┌──

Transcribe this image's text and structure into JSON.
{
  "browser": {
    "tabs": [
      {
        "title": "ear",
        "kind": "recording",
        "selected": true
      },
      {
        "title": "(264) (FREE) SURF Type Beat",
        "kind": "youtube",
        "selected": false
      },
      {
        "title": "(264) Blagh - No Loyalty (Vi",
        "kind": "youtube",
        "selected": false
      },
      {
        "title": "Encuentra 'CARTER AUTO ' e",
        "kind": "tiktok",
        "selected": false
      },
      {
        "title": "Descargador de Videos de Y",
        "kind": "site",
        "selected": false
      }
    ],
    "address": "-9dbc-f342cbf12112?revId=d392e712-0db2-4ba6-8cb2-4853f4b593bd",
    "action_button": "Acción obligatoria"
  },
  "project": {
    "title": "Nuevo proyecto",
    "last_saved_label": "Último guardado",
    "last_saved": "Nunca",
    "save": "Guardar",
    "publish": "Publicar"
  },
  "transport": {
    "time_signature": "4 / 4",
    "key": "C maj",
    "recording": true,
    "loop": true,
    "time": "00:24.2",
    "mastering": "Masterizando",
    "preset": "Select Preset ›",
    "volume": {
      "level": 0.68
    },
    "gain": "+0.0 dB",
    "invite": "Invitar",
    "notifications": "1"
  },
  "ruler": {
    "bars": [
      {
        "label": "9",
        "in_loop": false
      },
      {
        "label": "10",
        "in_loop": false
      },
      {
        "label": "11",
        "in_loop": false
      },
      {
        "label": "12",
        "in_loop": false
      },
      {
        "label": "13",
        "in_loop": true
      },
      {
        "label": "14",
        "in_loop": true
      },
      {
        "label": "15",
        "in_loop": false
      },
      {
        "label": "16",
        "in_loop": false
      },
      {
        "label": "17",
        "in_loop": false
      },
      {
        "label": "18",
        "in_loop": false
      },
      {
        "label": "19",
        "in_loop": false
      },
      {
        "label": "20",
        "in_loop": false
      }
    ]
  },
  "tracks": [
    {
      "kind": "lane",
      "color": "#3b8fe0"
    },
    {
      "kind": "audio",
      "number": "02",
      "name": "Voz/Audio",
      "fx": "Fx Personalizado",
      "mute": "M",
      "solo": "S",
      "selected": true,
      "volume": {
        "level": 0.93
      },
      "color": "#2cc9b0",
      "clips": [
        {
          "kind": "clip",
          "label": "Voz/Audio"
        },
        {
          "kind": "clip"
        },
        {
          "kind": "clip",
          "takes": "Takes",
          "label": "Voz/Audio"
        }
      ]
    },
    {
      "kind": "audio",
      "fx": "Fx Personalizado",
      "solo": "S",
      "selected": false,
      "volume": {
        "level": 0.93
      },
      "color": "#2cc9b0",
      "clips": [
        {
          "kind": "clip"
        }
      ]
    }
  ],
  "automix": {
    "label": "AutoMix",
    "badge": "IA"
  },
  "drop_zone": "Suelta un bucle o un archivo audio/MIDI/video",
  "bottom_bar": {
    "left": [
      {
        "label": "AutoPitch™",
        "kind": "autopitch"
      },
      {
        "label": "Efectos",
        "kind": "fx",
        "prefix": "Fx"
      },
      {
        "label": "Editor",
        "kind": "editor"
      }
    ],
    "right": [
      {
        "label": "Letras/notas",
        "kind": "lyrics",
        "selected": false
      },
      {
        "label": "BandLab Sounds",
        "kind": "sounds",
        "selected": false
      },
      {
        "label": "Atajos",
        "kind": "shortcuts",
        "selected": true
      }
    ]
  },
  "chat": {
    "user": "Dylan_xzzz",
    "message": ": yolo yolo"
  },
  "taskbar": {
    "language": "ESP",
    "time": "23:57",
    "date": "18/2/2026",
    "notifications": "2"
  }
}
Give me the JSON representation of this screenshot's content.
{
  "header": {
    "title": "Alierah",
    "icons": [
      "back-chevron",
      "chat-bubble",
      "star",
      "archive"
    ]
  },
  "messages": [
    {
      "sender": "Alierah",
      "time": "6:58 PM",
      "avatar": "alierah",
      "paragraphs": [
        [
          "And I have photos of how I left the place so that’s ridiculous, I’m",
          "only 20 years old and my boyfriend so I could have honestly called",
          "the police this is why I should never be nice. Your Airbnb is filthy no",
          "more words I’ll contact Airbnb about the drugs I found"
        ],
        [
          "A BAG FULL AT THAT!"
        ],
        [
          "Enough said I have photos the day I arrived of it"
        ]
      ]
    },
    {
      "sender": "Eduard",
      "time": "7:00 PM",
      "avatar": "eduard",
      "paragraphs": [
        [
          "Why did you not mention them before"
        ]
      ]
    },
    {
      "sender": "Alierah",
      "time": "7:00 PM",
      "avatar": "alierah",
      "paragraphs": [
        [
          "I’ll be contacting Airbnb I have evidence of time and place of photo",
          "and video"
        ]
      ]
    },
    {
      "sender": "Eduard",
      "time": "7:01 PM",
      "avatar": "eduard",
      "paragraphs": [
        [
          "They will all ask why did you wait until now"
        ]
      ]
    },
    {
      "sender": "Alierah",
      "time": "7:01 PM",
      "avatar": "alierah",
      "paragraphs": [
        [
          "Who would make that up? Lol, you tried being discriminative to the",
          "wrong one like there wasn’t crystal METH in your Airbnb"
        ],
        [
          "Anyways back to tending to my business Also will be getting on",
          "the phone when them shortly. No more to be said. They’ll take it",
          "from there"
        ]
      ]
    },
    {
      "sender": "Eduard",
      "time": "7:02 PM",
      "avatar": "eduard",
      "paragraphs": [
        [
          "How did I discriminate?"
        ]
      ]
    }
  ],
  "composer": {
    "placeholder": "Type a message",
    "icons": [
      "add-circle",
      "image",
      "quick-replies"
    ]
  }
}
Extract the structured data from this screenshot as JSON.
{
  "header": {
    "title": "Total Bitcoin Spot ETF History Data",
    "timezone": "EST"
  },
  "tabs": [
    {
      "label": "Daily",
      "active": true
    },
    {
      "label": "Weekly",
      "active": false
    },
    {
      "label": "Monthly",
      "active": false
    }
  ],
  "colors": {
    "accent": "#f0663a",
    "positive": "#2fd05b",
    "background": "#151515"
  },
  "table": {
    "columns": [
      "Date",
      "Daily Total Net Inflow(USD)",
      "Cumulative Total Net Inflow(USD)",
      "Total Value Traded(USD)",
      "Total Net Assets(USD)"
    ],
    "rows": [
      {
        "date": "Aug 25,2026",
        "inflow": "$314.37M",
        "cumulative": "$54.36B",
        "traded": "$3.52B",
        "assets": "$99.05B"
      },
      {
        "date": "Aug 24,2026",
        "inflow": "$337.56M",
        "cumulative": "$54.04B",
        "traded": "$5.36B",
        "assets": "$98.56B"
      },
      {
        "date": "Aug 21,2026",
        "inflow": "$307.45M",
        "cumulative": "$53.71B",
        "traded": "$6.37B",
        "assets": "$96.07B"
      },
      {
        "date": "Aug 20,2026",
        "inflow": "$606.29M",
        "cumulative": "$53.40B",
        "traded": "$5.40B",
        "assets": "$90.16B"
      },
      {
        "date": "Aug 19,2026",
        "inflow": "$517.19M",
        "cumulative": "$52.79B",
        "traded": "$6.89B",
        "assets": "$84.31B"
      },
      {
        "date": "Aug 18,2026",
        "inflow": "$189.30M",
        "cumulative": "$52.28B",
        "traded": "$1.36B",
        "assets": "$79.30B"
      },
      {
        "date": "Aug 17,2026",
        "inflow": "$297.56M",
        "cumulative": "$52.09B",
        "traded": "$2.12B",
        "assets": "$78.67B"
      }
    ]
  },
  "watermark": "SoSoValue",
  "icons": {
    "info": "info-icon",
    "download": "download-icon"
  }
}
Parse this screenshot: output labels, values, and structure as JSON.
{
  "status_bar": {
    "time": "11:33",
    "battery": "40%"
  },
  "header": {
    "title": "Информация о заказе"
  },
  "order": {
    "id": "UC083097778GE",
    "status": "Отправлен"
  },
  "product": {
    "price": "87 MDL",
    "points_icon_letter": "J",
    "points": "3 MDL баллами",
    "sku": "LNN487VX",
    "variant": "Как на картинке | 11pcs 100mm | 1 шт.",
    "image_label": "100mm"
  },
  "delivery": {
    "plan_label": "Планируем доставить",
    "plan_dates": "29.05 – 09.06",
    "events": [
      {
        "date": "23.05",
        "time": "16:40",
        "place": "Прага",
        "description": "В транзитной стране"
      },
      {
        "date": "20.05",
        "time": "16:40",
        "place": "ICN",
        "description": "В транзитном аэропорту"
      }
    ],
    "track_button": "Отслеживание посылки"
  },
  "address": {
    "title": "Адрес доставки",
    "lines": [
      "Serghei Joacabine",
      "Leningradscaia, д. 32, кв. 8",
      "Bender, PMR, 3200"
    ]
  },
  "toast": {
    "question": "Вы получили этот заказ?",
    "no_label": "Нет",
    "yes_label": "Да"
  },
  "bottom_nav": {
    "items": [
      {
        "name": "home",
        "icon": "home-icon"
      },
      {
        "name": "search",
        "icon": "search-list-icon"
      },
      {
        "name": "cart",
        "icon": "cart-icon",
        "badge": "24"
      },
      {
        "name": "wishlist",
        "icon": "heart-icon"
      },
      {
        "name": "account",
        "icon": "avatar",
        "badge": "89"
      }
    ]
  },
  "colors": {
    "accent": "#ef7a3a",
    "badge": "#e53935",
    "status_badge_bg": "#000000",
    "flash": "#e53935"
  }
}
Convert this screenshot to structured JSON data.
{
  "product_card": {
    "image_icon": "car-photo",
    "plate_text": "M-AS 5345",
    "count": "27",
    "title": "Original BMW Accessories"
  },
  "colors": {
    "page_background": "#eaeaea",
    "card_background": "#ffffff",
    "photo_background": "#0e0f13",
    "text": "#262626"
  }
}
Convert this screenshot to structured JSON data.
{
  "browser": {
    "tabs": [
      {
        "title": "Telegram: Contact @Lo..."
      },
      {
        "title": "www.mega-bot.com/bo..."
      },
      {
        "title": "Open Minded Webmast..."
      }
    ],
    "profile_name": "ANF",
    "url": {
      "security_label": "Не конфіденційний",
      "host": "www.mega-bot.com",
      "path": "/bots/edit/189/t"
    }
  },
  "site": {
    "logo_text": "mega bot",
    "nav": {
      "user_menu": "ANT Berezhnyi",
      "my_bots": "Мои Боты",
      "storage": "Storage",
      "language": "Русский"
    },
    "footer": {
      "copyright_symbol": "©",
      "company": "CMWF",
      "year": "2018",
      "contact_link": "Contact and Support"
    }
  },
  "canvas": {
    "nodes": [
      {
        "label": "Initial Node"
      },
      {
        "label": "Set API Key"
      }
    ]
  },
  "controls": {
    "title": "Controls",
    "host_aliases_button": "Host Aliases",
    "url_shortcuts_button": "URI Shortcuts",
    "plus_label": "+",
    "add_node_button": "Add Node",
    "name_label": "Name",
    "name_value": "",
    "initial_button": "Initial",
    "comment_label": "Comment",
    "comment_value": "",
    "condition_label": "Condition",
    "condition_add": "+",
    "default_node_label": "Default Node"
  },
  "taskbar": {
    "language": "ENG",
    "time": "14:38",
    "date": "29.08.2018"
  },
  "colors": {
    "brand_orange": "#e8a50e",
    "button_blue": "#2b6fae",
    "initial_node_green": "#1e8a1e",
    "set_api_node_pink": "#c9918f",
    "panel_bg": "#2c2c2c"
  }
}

└──

[SET PROBLEM]: Say how many lines hold the word "They", giving the number and nothing else.

[THE RESULT]: 2